▸ DATA ENTRIES:
::::::::

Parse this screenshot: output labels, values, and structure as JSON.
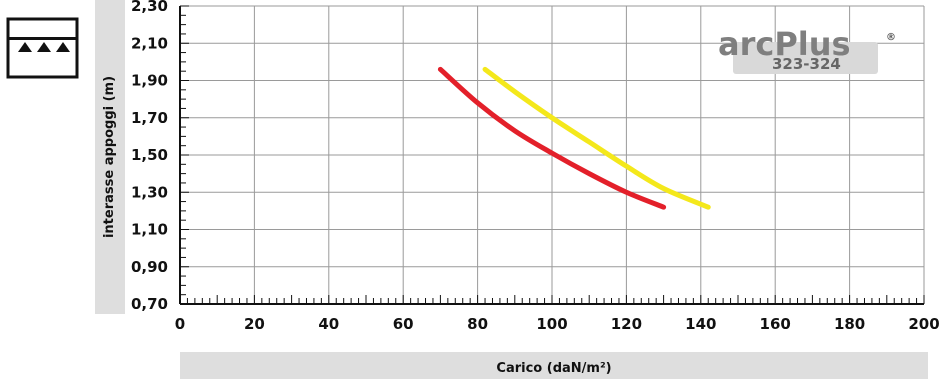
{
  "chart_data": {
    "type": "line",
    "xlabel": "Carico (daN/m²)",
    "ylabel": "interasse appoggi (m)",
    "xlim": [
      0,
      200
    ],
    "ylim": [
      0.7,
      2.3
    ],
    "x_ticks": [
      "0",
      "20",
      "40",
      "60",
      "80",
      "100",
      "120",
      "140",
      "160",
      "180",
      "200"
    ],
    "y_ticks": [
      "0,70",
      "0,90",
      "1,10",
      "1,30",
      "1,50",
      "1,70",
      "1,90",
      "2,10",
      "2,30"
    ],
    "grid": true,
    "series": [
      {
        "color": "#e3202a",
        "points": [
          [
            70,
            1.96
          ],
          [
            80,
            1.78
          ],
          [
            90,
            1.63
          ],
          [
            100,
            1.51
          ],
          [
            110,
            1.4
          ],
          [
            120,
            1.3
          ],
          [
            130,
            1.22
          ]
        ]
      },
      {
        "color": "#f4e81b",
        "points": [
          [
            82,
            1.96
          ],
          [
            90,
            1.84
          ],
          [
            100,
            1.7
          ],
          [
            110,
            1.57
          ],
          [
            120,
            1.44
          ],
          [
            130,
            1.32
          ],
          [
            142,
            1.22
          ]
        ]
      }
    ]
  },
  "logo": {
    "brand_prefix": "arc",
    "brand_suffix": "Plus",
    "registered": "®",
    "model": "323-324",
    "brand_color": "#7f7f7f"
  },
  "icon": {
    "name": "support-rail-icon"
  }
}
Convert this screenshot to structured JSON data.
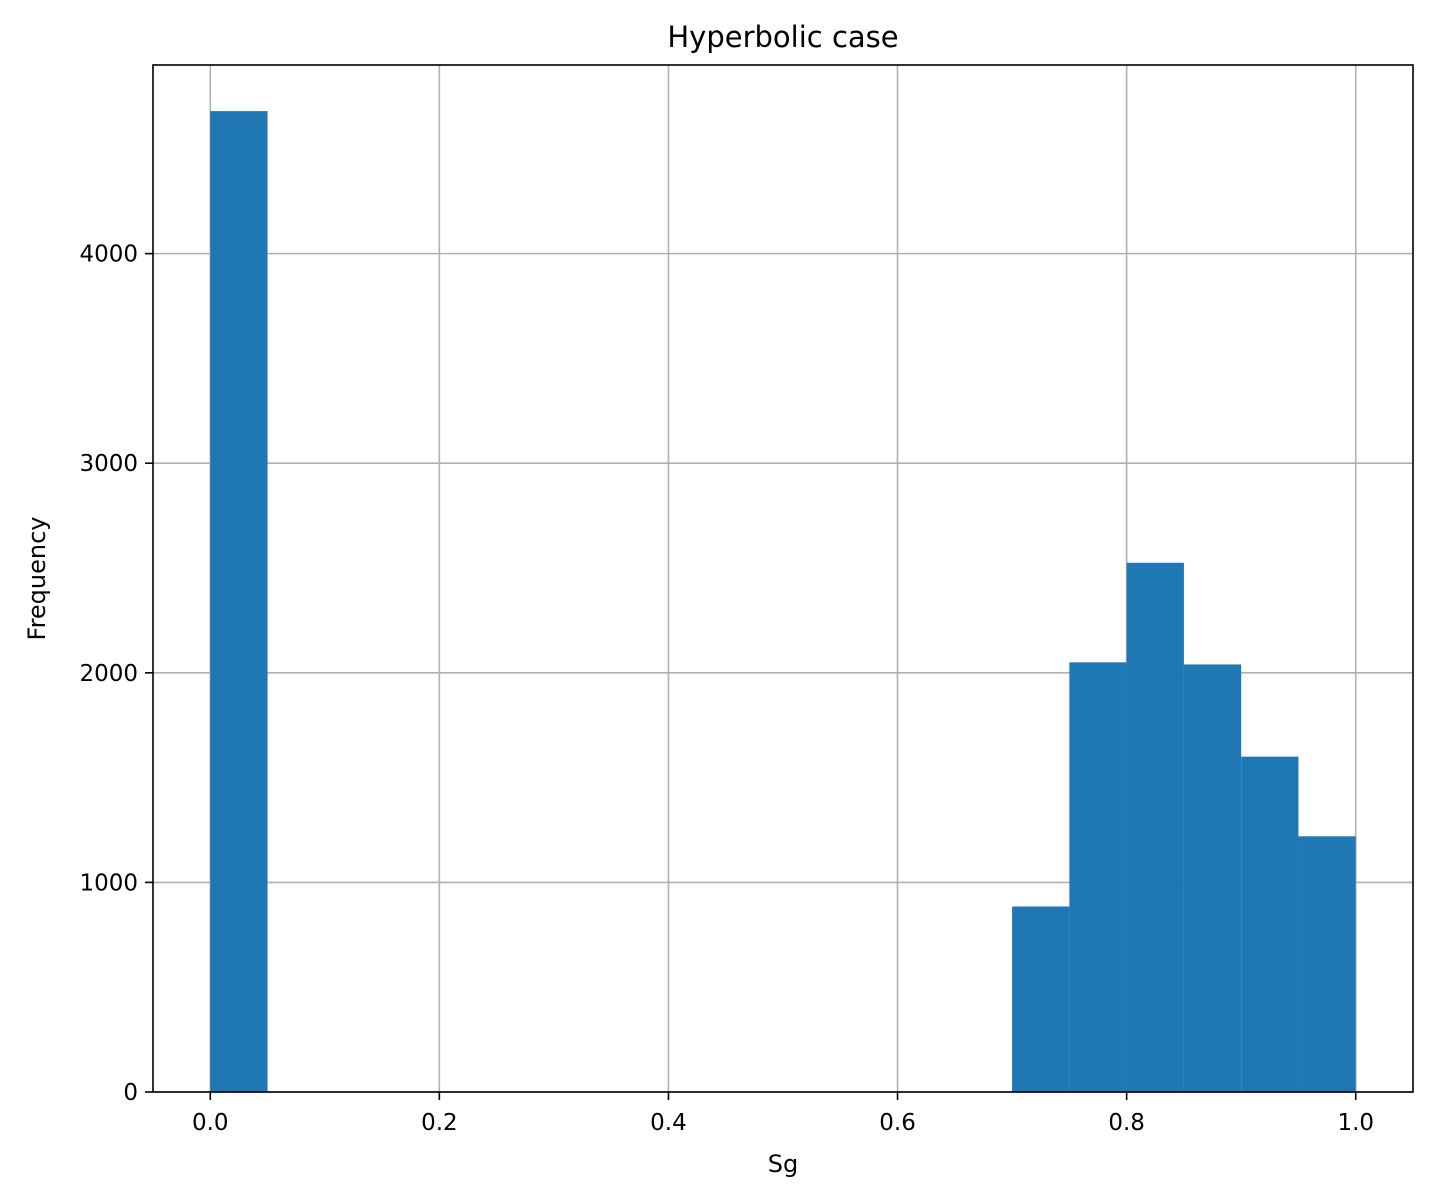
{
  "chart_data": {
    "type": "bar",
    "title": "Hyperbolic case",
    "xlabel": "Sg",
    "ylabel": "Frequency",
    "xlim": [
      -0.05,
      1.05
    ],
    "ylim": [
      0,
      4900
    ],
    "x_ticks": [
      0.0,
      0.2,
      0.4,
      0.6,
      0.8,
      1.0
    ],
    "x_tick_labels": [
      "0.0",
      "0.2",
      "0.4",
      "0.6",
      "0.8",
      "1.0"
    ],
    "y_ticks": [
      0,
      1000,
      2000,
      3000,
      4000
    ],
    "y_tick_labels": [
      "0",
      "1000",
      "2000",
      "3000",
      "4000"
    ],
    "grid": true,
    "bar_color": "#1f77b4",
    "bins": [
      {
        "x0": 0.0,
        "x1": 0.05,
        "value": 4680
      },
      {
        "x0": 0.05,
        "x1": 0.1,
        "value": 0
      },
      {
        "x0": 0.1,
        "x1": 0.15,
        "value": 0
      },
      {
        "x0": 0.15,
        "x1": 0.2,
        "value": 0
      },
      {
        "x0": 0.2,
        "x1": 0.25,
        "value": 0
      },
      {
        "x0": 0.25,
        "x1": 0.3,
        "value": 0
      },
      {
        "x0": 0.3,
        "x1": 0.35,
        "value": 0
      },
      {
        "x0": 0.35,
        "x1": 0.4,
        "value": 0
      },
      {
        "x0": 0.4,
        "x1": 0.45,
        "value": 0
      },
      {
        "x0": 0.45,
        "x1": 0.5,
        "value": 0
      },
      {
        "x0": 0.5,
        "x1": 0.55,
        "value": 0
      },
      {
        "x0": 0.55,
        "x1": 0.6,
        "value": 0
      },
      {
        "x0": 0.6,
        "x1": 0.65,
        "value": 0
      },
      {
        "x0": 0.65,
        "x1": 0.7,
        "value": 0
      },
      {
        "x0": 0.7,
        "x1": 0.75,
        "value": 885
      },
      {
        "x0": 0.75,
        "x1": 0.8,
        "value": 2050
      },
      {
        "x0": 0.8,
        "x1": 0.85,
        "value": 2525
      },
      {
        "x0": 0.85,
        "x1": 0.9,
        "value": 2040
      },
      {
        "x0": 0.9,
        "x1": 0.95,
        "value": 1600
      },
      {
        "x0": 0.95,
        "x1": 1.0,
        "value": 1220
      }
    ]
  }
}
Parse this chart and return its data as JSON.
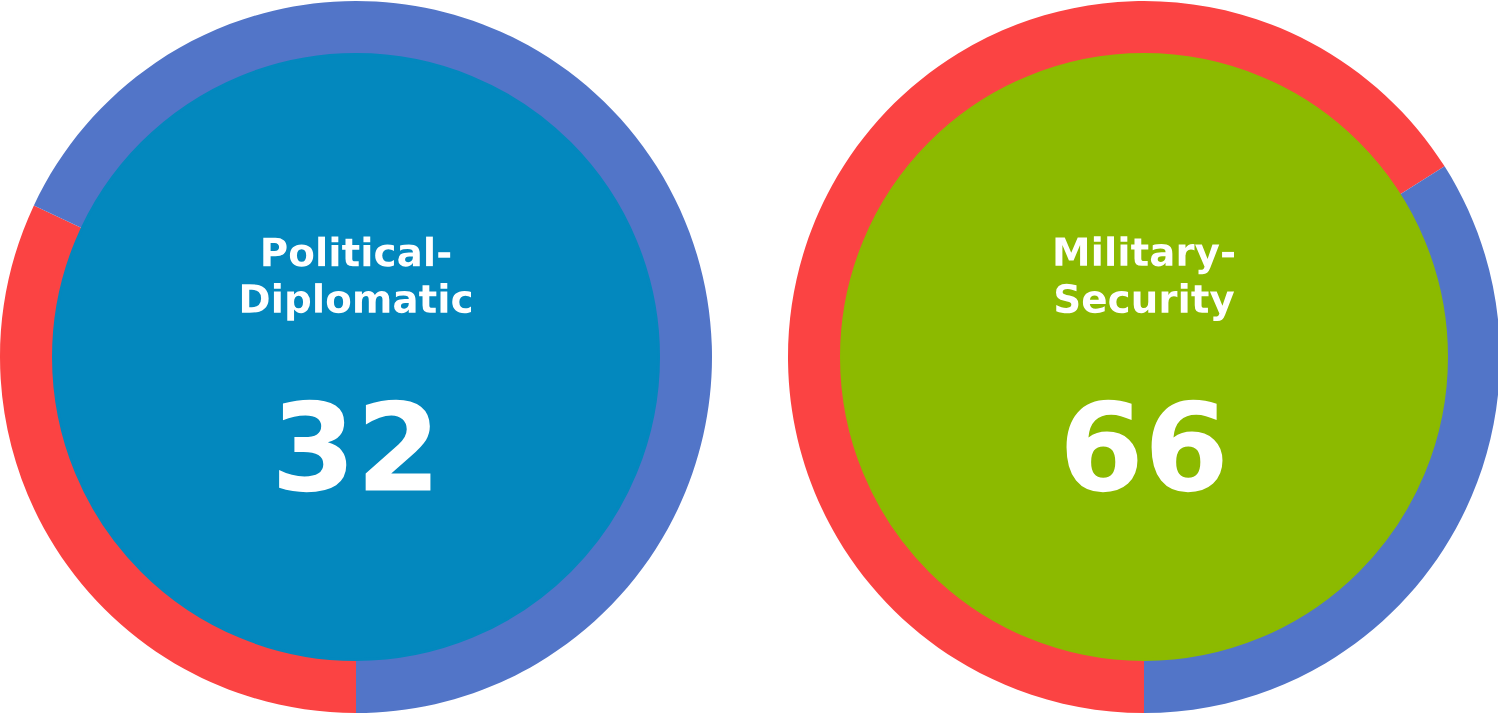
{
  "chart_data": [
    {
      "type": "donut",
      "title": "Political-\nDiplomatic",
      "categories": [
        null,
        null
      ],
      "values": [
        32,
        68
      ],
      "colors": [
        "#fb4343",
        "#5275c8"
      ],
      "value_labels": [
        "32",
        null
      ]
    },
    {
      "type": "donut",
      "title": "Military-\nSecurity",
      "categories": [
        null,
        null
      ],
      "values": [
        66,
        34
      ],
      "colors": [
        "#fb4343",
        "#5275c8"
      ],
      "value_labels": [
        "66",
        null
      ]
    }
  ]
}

::::::::

▸ YOUR GOAL: Nothing in the entries should change as you copy them, except that the pictures are left out.

▸ RESPONSE:
Parse this screenshot: output labels, values, and structure as JSON.
{
  "chart_data": {
    "type": "line",
    "xlabel": "Carico (daN/m²)",
    "ylabel": "interasse appoggi (m)",
    "xlim": [
      0,
      200
    ],
    "ylim": [
      0.7,
      2.3
    ],
    "x_ticks": [
      "0",
      "20",
      "40",
      "60",
      "80",
      "100",
      "120",
      "140",
      "160",
      "180",
      "200"
    ],
    "y_ticks": [
      "0,70",
      "0,90",
      "1,10",
      "1,30",
      "1,50",
      "1,70",
      "1,90",
      "2,10",
      "2,30"
    ],
    "grid": true,
    "series": [
      {
        "color": "#e3202a",
        "points": [
          [
            70,
            1.96
          ],
          [
            80,
            1.78
          ],
          [
            90,
            1.63
          ],
          [
            100,
            1.51
          ],
          [
            110,
            1.4
          ],
          [
            120,
            1.3
          ],
          [
            130,
            1.22
          ]
        ]
      },
      {
        "color": "#f4e81b",
        "points": [
          [
            82,
            1.96
          ],
          [
            90,
            1.84
          ],
          [
            100,
            1.7
          ],
          [
            110,
            1.57
          ],
          [
            120,
            1.44
          ],
          [
            130,
            1.32
          ],
          [
            142,
            1.22
          ]
        ]
      }
    ]
  },
  "logo": {
    "brand_prefix": "arc",
    "brand_suffix": "Plus",
    "registered": "®",
    "model": "323-324",
    "brand_color": "#7f7f7f"
  },
  "icon": {
    "name": "support-rail-icon"
  }
}
Convert this screenshot to structured JSON data.
{
  "chart_data": {
    "type": "bar",
    "title": "Hyperbolic case",
    "xlabel": "Sg",
    "ylabel": "Frequency",
    "xlim": [
      -0.05,
      1.05
    ],
    "ylim": [
      0,
      4900
    ],
    "x_ticks": [
      0.0,
      0.2,
      0.4,
      0.6,
      0.8,
      1.0
    ],
    "x_tick_labels": [
      "0.0",
      "0.2",
      "0.4",
      "0.6",
      "0.8",
      "1.0"
    ],
    "y_ticks": [
      0,
      1000,
      2000,
      3000,
      4000
    ],
    "y_tick_labels": [
      "0",
      "1000",
      "2000",
      "3000",
      "4000"
    ],
    "grid": true,
    "bar_color": "#1f77b4",
    "bins": [
      {
        "x0": 0.0,
        "x1": 0.05,
        "value": 4680
      },
      {
        "x0": 0.05,
        "x1": 0.1,
        "value": 0
      },
      {
        "x0": 0.1,
        "x1": 0.15,
        "value": 0
      },
      {
        "x0": 0.15,
        "x1": 0.2,
        "value": 0
      },
      {
        "x0": 0.2,
        "x1": 0.25,
        "value": 0
      },
      {
        "x0": 0.25,
        "x1": 0.3,
        "value": 0
      },
      {
        "x0": 0.3,
        "x1": 0.35,
        "value": 0
      },
      {
        "x0": 0.35,
        "x1": 0.4,
        "value": 0
      },
      {
        "x0": 0.4,
        "x1": 0.45,
        "value": 0
      },
      {
        "x0": 0.45,
        "x1": 0.5,
        "value": 0
      },
      {
        "x0": 0.5,
        "x1": 0.55,
        "value": 0
      },
      {
        "x0": 0.55,
        "x1": 0.6,
        "value": 0
      },
      {
        "x0": 0.6,
        "x1": 0.65,
        "value": 0
      },
      {
        "x0": 0.65,
        "x1": 0.7,
        "value": 0
      },
      {
        "x0": 0.7,
        "x1": 0.75,
        "value": 885
      },
      {
        "x0": 0.75,
        "x1": 0.8,
        "value": 2050
      },
      {
        "x0": 0.8,
        "x1": 0.85,
        "value": 2525
      },
      {
        "x0": 0.85,
        "x1": 0.9,
        "value": 2040
      },
      {
        "x0": 0.9,
        "x1": 0.95,
        "value": 1600
      },
      {
        "x0": 0.95,
        "x1": 1.0,
        "value": 1220
      }
    ]
  }
}
Parse this chart and return its data as JSON.
{
  "chart_data": [
    {
      "type": "donut",
      "title": "Political-\nDiplomatic",
      "categories": [
        null,
        null
      ],
      "values": [
        32,
        68
      ],
      "colors": [
        "#fb4343",
        "#5275c8"
      ],
      "value_labels": [
        "32",
        null
      ]
    },
    {
      "type": "donut",
      "title": "Military-\nSecurity",
      "categories": [
        null,
        null
      ],
      "values": [
        66,
        34
      ],
      "colors": [
        "#fb4343",
        "#5275c8"
      ],
      "value_labels": [
        "66",
        null
      ]
    }
  ]
}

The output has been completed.